— BEGIN —

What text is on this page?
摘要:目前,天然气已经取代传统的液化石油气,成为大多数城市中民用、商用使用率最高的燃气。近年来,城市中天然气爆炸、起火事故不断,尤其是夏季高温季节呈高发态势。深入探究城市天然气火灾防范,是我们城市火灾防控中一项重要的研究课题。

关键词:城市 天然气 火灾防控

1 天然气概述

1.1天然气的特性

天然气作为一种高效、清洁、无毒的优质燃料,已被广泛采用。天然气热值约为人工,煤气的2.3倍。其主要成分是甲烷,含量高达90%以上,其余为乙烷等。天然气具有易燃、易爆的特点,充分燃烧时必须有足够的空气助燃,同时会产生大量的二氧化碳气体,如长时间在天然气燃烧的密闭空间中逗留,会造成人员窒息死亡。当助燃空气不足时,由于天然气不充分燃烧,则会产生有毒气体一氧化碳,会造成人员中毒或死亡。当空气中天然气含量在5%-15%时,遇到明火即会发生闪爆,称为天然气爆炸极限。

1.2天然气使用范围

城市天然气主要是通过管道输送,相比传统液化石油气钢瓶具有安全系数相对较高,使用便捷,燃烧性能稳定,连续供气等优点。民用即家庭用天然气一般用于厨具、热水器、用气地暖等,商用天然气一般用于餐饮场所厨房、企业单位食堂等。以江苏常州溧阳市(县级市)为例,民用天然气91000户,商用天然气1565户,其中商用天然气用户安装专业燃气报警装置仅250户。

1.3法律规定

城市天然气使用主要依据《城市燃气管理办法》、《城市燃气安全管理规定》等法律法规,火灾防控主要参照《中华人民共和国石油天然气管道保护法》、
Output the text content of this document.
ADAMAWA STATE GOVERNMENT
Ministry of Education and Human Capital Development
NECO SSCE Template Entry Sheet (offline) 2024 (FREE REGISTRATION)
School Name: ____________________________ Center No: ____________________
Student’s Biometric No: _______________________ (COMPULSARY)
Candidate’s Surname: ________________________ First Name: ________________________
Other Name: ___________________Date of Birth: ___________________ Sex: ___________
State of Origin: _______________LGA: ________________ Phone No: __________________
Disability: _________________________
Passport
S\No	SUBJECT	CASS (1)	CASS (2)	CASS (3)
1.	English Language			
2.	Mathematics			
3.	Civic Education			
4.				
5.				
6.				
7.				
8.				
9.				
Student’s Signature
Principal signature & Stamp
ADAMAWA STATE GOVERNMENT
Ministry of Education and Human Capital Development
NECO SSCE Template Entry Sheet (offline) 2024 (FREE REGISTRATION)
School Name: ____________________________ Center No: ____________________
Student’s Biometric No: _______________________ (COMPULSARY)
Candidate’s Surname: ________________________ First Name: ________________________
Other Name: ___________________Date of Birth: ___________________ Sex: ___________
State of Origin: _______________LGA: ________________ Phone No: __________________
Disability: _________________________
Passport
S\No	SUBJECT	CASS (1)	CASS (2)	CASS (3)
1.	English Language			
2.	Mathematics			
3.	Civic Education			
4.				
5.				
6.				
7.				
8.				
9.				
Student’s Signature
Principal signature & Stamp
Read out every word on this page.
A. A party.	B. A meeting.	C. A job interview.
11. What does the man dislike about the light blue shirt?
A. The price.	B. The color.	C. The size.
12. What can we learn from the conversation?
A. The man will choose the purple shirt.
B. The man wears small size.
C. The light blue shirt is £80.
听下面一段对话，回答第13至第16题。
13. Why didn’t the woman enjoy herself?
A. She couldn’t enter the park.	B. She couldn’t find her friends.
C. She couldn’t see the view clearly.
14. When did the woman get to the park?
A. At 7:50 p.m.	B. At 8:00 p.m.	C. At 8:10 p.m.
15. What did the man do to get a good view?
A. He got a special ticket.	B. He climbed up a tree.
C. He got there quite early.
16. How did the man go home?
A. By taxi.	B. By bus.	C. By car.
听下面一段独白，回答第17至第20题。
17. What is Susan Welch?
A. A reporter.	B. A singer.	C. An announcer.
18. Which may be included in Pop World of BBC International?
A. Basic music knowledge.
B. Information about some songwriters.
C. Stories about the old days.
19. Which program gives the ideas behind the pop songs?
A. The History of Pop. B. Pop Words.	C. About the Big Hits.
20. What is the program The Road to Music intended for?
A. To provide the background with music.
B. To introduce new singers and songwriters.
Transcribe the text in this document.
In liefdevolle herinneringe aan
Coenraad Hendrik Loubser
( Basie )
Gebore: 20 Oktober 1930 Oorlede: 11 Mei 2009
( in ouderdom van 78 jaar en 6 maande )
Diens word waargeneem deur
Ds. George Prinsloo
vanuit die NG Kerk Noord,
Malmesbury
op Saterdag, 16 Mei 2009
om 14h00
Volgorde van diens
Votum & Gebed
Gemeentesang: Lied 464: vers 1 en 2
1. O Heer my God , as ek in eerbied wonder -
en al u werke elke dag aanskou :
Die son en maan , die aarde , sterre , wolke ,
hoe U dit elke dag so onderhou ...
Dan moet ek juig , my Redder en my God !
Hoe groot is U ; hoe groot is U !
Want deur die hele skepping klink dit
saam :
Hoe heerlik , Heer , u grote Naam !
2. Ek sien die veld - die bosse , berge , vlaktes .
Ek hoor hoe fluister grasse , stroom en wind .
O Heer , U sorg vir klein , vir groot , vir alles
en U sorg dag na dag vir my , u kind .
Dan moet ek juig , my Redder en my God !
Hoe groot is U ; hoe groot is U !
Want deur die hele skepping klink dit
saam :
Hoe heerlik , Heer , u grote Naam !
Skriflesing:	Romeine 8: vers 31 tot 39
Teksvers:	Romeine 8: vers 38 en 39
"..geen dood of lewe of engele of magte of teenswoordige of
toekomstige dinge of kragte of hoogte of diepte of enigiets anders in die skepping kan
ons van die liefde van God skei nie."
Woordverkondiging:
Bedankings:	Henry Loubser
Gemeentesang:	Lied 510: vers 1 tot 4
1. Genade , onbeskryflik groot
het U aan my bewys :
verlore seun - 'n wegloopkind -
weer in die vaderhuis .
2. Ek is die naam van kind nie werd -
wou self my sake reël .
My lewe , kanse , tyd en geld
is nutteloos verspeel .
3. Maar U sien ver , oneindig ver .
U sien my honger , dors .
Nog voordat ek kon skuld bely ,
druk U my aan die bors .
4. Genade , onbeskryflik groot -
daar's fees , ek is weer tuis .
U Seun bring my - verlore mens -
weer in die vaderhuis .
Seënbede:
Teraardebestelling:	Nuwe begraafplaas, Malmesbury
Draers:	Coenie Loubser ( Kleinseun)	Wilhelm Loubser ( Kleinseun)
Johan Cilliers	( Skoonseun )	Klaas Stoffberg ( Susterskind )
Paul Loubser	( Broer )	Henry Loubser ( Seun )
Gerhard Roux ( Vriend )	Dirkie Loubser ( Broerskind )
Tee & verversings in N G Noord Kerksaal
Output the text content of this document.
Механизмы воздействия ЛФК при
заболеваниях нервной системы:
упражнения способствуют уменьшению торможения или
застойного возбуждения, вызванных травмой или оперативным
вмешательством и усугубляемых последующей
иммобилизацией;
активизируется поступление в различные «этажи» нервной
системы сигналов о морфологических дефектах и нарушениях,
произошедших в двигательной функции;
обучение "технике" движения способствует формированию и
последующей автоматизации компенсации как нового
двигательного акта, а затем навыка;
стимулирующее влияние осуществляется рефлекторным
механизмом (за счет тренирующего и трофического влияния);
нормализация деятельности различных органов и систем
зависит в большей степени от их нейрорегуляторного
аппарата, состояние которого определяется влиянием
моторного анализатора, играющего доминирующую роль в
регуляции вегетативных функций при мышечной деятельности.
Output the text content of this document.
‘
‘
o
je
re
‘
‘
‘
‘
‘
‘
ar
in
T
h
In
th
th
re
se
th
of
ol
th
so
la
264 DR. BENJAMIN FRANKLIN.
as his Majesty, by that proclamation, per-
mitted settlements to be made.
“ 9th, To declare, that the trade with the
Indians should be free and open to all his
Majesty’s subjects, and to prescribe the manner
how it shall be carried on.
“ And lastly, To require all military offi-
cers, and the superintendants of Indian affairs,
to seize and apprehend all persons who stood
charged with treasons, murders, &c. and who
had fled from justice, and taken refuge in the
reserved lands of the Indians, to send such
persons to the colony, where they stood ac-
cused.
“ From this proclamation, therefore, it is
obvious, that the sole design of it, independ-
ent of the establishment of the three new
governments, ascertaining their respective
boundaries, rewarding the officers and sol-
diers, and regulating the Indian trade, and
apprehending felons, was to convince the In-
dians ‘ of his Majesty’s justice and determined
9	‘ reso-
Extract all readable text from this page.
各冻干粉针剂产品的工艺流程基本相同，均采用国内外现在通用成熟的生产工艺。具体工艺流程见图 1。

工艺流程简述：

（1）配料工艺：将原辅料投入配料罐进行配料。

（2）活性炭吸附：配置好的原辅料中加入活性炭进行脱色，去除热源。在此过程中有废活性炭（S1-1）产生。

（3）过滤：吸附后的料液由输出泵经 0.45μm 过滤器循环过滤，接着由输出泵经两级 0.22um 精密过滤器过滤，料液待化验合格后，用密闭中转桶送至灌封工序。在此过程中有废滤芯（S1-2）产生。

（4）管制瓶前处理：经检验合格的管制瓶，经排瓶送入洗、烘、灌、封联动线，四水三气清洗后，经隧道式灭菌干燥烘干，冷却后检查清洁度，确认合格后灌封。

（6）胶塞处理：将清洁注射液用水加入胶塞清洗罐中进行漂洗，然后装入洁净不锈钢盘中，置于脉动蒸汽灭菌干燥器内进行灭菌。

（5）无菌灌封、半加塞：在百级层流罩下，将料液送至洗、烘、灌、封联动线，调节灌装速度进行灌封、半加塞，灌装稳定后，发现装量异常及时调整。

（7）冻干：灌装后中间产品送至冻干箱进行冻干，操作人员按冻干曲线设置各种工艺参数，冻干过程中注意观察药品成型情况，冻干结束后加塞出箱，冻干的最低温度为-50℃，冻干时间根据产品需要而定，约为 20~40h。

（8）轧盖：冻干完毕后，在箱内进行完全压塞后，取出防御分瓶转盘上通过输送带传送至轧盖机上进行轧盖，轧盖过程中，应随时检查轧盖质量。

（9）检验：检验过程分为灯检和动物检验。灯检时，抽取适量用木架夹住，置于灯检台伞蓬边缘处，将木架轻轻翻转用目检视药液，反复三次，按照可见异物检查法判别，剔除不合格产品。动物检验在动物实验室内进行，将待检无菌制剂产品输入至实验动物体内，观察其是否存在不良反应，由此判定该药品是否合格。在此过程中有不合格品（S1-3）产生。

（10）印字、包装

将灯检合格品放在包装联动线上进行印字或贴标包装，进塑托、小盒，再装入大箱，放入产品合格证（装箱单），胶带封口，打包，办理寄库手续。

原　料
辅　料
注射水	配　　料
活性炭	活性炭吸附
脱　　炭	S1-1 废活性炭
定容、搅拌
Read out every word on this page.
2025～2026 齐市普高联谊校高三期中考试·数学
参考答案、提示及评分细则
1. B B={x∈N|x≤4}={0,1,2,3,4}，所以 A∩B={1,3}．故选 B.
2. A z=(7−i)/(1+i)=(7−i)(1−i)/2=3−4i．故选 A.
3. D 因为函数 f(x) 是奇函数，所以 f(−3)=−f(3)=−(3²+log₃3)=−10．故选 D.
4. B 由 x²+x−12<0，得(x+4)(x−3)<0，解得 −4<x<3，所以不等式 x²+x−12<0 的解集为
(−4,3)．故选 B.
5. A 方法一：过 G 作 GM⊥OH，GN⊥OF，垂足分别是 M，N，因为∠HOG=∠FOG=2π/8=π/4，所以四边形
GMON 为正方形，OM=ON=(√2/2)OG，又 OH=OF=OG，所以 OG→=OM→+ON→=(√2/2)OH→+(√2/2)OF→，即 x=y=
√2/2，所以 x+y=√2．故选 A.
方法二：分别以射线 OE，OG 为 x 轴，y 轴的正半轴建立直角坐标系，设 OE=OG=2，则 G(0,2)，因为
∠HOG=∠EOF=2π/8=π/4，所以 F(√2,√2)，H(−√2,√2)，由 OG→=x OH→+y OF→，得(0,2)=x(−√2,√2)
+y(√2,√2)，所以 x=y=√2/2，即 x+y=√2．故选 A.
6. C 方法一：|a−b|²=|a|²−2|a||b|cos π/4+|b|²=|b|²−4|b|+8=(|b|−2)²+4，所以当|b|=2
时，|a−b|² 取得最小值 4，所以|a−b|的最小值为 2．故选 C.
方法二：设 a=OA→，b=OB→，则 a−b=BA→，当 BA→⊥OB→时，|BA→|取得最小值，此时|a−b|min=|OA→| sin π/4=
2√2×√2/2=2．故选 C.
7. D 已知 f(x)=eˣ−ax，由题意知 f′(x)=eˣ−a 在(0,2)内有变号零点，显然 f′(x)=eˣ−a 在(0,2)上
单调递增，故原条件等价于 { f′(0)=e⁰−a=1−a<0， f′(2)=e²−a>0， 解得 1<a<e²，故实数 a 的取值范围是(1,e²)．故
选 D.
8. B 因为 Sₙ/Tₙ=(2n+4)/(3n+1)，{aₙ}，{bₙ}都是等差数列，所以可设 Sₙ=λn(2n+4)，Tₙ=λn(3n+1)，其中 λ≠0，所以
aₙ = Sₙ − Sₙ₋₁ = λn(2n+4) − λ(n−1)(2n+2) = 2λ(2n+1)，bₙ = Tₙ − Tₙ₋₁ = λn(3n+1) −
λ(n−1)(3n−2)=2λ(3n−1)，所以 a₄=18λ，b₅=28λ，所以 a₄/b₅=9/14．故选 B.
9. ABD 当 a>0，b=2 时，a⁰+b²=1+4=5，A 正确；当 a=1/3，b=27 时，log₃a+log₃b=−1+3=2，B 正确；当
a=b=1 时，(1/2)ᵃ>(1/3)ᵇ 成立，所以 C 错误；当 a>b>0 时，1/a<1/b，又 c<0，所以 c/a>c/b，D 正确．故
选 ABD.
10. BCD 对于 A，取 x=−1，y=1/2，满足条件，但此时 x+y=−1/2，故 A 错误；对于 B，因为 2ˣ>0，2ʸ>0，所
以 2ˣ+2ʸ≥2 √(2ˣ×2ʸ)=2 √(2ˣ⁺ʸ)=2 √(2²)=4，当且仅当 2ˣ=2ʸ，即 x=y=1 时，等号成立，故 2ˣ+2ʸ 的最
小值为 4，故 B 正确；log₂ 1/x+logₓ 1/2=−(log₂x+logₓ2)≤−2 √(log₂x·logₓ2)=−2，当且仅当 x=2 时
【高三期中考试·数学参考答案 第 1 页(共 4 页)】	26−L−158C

— END —

#### WRITTEN INSTRUCTION
In the records above, find each line with the word "What" and copy it.

#### RESPONSE TO THIS EXERCISE
What text is on this page?
11. What does the man dislike about the light blue shirt?
12. What can we learn from the conversation?
15. What did the man do to get a good view?
17. What is Susan Welch?
20. What is the program The Road to Music intended for?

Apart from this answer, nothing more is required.